THE DATA ::
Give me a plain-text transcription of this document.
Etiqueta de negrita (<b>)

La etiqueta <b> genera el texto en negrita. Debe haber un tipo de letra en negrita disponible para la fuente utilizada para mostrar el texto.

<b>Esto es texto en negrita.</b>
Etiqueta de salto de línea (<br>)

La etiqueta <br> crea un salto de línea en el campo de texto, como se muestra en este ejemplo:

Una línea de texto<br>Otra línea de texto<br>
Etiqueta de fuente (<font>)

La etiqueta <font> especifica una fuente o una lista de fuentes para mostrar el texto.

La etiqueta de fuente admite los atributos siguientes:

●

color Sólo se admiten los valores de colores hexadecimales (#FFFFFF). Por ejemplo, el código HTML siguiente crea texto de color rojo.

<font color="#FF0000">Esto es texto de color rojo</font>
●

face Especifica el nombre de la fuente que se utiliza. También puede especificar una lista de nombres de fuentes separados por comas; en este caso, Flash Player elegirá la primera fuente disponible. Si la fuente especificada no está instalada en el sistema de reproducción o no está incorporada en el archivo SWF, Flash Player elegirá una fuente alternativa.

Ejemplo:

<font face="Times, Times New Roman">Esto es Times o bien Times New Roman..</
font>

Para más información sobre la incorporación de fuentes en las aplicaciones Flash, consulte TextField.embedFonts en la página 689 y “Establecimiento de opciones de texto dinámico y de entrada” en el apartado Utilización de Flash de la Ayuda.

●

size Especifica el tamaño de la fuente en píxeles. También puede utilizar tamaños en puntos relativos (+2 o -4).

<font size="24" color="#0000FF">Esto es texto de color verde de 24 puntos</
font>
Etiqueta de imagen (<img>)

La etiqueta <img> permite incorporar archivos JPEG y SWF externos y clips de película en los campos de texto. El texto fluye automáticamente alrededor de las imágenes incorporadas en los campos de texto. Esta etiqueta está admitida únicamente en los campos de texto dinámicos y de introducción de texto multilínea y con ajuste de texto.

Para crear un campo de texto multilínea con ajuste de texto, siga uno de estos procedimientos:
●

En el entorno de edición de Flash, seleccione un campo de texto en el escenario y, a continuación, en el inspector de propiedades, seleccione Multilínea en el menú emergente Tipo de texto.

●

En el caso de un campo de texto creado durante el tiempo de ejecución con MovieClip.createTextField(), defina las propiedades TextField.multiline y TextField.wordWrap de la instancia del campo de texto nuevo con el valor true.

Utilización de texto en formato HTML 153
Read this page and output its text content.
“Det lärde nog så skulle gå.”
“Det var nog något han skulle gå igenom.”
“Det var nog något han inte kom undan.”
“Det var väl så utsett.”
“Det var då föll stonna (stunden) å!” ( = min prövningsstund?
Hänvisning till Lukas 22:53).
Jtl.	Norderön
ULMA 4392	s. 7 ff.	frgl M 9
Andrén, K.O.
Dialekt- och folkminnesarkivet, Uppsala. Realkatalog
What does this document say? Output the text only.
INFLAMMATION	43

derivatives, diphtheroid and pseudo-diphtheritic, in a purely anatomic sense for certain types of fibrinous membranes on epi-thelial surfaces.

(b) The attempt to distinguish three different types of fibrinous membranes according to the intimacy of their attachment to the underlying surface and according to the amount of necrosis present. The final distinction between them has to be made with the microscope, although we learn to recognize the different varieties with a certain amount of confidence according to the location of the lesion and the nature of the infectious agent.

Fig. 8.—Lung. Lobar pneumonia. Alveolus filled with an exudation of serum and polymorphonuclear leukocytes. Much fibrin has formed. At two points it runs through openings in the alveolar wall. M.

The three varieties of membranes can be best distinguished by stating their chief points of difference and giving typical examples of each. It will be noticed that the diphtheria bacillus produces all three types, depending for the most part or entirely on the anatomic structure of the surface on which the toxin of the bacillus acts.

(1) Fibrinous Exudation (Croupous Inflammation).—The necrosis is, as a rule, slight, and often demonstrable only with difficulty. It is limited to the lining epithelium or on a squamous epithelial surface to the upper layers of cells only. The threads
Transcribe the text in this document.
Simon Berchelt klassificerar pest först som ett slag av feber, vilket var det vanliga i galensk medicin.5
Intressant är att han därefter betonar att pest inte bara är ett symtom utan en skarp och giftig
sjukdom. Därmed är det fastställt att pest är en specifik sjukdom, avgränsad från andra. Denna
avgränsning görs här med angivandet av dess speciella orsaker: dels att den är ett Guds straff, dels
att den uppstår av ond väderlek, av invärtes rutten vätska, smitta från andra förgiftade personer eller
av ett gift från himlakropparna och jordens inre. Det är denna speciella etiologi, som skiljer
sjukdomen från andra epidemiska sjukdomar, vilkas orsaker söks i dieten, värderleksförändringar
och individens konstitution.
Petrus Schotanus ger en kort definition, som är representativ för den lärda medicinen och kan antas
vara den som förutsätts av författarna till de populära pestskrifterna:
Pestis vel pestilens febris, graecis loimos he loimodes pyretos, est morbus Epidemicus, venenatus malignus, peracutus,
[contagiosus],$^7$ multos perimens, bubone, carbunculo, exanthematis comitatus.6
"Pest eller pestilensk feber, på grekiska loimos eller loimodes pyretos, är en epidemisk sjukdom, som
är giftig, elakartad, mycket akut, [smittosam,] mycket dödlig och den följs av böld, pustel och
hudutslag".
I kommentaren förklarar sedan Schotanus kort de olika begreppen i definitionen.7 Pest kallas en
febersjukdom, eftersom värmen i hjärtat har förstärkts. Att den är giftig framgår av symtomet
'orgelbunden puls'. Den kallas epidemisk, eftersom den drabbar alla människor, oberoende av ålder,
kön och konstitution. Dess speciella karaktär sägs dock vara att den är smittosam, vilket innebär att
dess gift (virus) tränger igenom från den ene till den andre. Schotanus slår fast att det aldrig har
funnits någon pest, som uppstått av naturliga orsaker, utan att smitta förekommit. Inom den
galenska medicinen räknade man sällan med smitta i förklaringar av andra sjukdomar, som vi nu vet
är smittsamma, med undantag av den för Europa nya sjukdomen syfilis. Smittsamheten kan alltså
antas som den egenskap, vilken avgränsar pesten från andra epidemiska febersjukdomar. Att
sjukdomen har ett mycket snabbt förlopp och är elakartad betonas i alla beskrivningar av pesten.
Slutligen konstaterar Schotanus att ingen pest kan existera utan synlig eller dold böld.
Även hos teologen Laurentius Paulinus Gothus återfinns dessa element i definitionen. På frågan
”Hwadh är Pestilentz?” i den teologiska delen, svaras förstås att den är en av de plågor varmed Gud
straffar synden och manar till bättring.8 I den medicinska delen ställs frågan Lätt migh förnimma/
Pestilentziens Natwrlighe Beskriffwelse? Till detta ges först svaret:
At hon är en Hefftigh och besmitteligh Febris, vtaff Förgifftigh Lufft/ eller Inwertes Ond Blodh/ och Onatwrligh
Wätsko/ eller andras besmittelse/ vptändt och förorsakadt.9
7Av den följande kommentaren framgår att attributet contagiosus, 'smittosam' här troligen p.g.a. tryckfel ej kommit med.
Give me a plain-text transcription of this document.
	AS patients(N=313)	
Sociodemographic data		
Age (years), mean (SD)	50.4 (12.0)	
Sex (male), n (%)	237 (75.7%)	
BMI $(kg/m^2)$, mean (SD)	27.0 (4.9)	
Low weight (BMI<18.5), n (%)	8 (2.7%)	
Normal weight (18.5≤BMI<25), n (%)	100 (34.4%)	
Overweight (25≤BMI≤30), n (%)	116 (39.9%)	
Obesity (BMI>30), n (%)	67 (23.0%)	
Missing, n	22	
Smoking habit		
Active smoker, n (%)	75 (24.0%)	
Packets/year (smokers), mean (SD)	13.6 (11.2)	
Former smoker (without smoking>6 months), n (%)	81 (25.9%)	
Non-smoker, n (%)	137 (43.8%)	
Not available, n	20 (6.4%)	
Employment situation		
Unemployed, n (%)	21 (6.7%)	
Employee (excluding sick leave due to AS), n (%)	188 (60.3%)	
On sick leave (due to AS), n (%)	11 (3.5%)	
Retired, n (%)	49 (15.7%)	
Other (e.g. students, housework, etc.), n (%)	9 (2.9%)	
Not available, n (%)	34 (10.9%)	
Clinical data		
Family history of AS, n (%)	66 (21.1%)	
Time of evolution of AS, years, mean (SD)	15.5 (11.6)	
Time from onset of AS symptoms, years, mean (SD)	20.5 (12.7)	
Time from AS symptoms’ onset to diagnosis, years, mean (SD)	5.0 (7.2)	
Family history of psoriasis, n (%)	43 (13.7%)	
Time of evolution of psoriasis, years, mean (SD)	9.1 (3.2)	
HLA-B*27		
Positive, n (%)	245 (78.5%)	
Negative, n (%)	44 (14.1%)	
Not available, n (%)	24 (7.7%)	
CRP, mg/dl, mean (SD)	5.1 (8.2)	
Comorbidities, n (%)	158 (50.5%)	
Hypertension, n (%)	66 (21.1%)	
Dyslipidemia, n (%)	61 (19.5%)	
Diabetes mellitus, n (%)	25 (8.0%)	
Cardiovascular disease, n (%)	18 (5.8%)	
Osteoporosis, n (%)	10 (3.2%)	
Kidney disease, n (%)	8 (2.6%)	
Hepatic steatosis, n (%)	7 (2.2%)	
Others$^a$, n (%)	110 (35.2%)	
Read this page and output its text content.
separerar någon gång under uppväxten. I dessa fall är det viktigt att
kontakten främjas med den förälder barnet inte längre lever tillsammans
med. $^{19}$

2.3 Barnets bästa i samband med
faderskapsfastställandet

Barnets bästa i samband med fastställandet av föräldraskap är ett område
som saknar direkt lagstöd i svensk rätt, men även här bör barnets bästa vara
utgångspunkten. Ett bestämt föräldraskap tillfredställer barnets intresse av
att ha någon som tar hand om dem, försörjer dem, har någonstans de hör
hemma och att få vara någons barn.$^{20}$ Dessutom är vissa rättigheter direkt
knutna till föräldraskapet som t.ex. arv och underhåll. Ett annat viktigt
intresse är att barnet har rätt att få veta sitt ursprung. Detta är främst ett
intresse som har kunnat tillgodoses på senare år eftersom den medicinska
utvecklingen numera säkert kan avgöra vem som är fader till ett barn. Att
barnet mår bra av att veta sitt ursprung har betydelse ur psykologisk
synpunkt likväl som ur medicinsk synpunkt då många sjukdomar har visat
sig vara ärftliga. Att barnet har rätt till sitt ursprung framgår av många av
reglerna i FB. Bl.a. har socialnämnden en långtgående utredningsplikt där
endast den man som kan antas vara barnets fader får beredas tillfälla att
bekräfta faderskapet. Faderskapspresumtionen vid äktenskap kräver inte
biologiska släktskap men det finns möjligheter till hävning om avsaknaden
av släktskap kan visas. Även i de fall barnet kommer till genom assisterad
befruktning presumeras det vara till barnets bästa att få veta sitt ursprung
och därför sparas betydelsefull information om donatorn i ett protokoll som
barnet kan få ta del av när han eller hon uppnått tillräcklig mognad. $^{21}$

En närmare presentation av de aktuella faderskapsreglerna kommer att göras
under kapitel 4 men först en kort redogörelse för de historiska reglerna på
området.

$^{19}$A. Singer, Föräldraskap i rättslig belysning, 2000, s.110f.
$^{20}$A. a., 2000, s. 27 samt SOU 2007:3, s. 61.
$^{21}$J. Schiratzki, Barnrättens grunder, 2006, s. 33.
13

EXERCISE INSTRUCTIONS :: Your job is to return all lines above that hold the word "puntos".

EXPECTED ANSWER ::
size Especifica el tamaño de la fuente en píxeles. También puede utilizar tamaños en puntos relativos (+2 o -4).
<font size="24" color="#0000FF">Esto es texto de color verde de 24 puntos</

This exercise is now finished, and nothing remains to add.